> _Raw records_
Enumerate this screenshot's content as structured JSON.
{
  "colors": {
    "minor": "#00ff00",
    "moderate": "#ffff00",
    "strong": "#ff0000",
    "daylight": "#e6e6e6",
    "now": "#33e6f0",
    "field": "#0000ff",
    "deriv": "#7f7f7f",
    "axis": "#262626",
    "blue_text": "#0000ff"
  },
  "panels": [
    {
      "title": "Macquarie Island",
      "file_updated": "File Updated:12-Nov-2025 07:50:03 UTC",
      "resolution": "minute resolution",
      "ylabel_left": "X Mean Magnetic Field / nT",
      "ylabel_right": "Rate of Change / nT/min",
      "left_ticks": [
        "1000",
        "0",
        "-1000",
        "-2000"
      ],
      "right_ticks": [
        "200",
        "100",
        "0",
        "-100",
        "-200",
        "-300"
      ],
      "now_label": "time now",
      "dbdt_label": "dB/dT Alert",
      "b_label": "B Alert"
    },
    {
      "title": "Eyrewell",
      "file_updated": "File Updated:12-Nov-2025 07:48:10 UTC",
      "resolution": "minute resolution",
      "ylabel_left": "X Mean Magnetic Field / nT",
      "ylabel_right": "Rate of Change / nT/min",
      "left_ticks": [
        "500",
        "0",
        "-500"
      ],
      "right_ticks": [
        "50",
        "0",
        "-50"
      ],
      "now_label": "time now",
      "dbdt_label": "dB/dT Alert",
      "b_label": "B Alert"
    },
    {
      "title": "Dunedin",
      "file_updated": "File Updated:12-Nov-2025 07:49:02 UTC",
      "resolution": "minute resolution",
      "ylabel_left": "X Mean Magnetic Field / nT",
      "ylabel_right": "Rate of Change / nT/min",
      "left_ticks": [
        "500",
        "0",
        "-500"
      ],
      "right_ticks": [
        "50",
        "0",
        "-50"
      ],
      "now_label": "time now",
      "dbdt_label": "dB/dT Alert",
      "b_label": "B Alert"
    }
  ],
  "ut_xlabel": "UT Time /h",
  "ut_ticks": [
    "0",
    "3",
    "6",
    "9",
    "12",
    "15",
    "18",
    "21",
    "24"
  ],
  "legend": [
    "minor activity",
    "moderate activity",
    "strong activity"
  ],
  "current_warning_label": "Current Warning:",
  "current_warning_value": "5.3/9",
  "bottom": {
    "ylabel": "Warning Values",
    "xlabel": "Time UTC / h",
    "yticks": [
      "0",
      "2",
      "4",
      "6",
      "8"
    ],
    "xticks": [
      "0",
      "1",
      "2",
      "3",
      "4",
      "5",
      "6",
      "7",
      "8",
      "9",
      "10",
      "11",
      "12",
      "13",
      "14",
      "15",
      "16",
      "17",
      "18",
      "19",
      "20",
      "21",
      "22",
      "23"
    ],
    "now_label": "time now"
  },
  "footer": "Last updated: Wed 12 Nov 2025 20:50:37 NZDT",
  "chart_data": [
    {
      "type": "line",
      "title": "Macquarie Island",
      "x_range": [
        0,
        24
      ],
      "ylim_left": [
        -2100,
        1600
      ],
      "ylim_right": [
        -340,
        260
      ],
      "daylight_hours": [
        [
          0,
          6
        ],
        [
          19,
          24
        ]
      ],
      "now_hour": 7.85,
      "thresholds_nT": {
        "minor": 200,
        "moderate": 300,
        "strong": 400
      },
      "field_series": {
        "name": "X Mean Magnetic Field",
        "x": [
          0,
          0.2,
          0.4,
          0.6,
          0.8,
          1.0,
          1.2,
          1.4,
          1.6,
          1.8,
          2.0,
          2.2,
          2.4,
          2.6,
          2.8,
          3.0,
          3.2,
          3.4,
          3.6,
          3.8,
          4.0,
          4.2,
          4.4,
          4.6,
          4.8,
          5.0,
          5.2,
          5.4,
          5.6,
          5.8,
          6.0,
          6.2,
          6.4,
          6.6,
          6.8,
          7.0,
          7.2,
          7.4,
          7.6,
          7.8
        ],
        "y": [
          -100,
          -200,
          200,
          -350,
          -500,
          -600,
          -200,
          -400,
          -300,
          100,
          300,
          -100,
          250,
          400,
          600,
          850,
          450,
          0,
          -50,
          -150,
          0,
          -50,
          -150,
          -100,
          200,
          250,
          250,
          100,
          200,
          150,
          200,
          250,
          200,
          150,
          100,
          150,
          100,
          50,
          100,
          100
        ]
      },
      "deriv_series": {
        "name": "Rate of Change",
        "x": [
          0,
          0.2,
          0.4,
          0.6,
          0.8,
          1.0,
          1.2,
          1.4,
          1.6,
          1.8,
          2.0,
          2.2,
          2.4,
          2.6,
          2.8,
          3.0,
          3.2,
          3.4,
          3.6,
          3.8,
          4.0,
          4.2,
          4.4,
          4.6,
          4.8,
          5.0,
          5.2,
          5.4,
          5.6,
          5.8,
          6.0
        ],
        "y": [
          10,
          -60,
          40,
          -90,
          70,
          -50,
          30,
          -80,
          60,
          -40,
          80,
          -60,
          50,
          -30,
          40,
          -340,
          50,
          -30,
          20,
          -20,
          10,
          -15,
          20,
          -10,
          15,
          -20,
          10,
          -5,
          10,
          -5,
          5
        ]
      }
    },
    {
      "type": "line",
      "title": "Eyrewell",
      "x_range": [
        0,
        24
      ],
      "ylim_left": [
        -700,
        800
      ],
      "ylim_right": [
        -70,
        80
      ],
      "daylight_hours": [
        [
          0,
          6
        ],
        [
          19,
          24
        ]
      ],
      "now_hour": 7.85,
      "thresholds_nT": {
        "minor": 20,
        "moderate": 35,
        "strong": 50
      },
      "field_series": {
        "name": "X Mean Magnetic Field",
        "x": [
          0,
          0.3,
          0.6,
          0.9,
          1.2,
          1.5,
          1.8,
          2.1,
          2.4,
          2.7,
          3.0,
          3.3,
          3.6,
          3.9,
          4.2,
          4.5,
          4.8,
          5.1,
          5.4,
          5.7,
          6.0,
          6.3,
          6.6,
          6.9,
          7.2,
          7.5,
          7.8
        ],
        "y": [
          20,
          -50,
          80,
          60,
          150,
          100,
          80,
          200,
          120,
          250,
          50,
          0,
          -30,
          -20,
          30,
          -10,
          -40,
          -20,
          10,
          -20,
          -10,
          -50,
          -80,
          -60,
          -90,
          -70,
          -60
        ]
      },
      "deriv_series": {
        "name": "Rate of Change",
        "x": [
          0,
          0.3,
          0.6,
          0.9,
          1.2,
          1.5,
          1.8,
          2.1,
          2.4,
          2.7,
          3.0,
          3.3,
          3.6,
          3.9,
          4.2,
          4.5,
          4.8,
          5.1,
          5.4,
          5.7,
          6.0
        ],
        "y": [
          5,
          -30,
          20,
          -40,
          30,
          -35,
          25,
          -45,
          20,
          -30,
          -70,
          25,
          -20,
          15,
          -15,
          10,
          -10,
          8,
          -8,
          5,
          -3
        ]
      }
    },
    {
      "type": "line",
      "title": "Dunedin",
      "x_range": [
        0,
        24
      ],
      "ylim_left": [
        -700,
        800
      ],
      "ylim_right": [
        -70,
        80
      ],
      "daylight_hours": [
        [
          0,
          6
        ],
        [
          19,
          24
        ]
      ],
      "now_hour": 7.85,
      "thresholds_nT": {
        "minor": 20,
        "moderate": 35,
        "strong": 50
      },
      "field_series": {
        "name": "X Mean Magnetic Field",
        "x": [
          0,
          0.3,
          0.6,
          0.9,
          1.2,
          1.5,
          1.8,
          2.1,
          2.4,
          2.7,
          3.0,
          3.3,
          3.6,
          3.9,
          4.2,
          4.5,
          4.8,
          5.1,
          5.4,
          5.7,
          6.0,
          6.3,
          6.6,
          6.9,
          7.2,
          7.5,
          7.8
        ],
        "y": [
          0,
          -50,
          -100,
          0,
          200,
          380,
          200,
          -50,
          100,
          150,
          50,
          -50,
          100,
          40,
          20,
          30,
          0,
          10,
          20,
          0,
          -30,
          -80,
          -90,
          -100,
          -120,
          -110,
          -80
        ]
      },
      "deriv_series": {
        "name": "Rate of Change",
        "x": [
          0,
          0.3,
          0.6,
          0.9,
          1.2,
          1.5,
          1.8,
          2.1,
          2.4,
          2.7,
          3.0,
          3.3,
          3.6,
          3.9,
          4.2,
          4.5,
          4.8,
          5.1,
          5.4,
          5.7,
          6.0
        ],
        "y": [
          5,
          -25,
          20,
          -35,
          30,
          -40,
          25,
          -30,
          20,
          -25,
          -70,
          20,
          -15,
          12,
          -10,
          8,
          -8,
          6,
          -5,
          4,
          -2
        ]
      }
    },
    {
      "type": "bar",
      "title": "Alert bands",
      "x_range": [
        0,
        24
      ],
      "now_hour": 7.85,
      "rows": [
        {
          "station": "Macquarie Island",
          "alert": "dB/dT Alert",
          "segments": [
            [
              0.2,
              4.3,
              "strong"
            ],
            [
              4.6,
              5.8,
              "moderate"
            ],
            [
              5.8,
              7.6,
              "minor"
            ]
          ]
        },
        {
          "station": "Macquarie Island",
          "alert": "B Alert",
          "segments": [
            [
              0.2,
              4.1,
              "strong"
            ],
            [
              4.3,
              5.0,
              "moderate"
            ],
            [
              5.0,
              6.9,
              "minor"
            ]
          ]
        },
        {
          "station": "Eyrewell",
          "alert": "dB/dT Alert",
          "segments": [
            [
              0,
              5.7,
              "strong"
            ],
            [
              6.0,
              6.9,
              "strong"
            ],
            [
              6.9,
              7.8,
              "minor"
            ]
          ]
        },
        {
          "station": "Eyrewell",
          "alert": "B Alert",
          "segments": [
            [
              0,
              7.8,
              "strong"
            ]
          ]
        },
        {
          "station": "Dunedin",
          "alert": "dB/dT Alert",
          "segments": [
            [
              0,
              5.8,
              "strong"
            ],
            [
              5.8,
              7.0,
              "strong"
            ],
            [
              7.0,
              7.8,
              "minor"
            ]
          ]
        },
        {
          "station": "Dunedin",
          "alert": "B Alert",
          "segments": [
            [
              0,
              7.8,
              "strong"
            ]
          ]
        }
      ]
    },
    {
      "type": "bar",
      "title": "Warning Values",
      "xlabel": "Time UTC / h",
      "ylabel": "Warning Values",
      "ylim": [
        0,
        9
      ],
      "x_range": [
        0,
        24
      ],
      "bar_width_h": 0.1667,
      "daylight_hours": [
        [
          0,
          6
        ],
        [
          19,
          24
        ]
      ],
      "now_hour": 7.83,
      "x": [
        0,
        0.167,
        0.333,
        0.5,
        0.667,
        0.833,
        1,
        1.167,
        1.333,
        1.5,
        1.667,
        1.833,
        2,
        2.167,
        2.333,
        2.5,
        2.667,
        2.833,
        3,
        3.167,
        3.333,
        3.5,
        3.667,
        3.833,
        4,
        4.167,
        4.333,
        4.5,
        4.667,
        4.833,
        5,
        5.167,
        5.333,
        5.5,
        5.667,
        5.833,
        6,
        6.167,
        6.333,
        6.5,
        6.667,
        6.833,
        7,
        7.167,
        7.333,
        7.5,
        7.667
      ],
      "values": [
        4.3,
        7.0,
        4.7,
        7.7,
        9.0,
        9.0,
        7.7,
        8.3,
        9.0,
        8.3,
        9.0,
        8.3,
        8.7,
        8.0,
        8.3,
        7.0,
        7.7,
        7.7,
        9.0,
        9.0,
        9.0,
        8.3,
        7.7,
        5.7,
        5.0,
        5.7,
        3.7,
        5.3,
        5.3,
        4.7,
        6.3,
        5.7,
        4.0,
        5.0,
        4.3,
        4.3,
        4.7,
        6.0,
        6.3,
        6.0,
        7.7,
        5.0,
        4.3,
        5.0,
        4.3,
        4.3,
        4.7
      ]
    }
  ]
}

> _Task_
Report all lines of the data above that include the string "activity".

> _Response to the exercise_
    "minor activity",
    "moderate activity",
    "strong activity"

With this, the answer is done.